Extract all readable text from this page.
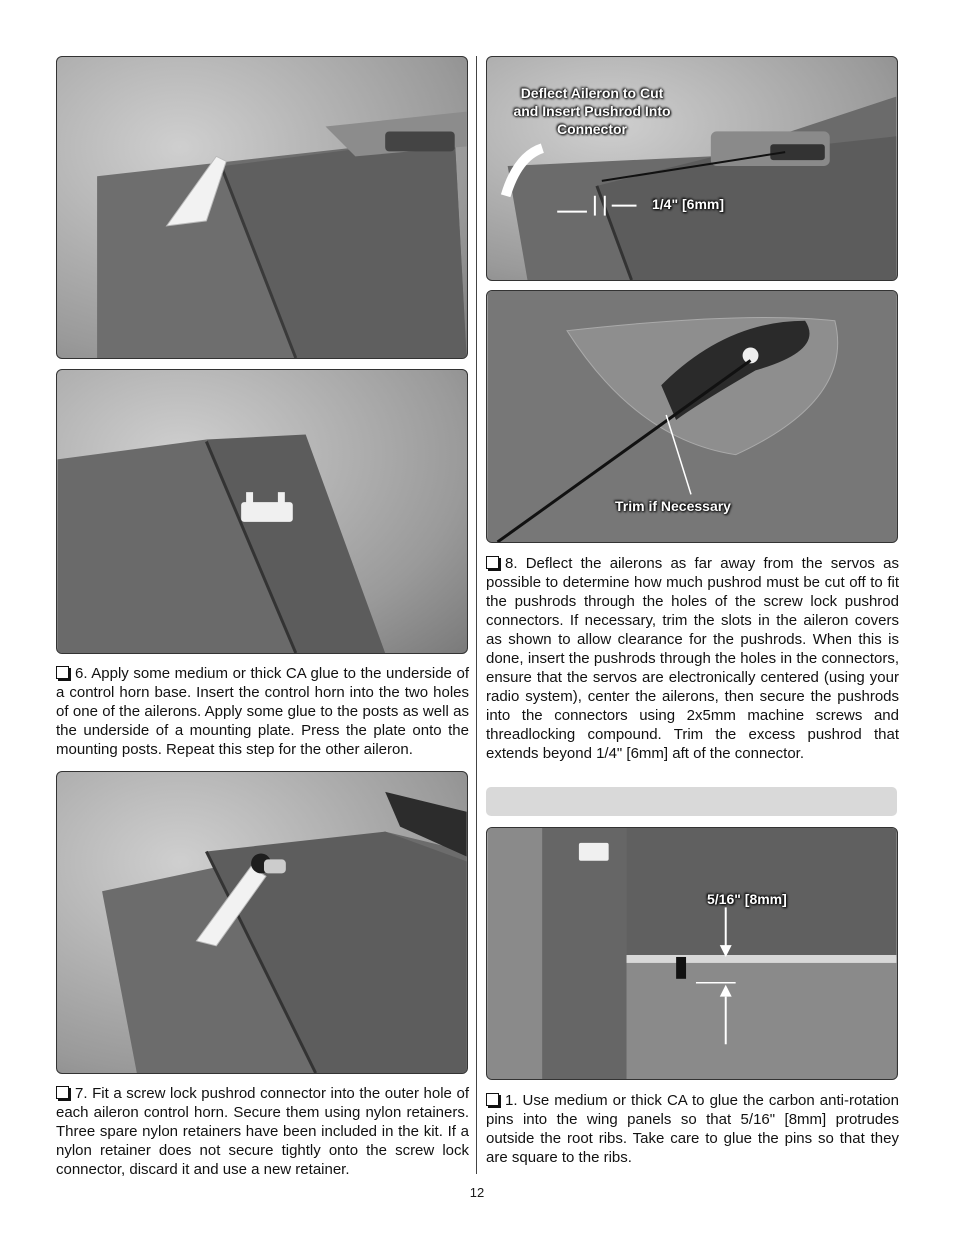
6. Apply some medium or thick CA glue to the underside of a control horn base. Insert the control horn into the two holes of one of the ailerons. Apply some glue to the posts as well as the underside of a mounting plate. Press the plate onto the mounting posts. Repeat this step for the other aileron.
7. Fit a screw lock pushrod connector into the outer hole of each aileron control horn. Secure them using nylon retainers. Three spare nylon retainers have been included in the kit. If a nylon retainer does not secure tightly onto the screw lock connector, discard it and use a new retainer.
Deflect Aileron to Cut
and Insert Pushrod Into
Connector
1/4" [6mm]
Trim if Necessary
8. Deflect the ailerons as far away from the servos as possible to determine how much pushrod must be cut off to fit the pushrods through the holes of the screw lock pushrod connectors. If necessary, trim the slots in the aileron covers as shown to allow clearance for the pushrods. When this is done, insert the pushrods through the holes in the connectors, ensure that the servos are electronically centered (using your radio system), center the ailerons, then secure the pushrods into the connectors using 2x5mm machine screws and threadlocking compound. Trim the excess pushrod that extends beyond 1/4" [6mm] aft of the connector.
5/16" [8mm]
1. Use medium or thick CA to glue the carbon anti-rotation pins into the wing panels so that 5/16" [8mm] protrudes outside the root ribs. Take care to glue the pins so that they are square to the ribs.
12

▸ **Required task**:
Reproduce every entry word for word, but skip any pictures.

▸ **Written answer**:
Extract all readable text from this page.
6. Apply some medium or thick CA glue to the underside of a control horn base. Insert the control horn into the two holes of one of the ailerons. Apply some glue to the posts as well as the underside of a mounting plate. Press the plate onto the mounting posts. Repeat this step for the other aileron.
7. Fit a screw lock pushrod connector into the outer hole of each aileron control horn. Secure them using nylon retainers. Three spare nylon retainers have been included in the kit. If a nylon retainer does not secure tightly onto the screw lock connector, discard it and use a new retainer.
Deflect Aileron to Cut
and Insert Pushrod Into
Connector
1/4" [6mm]
Trim if Necessary
8. Deflect the ailerons as far away from the servos as possible to determine how much pushrod must be cut off to fit the pushrods through the holes of the screw lock pushrod connectors. If necessary, trim the slots in the aileron covers as shown to allow clearance for the pushrods. When this is done, insert the pushrods through the holes in the connectors, ensure that the servos are electronically centered (using your radio system), center the ailerons, then secure the pushrods into the connectors using 2x5mm machine screws and threadlocking compound. Trim the excess pushrod that extends beyond 1/4" [6mm] aft of the connector.
5/16" [8mm]
1. Use medium or thick CA to glue the carbon anti-rotation pins into the wing panels so that 5/16" [8mm] protrudes outside the root ribs. Take care to glue the pins so that they are square to the ribs.
12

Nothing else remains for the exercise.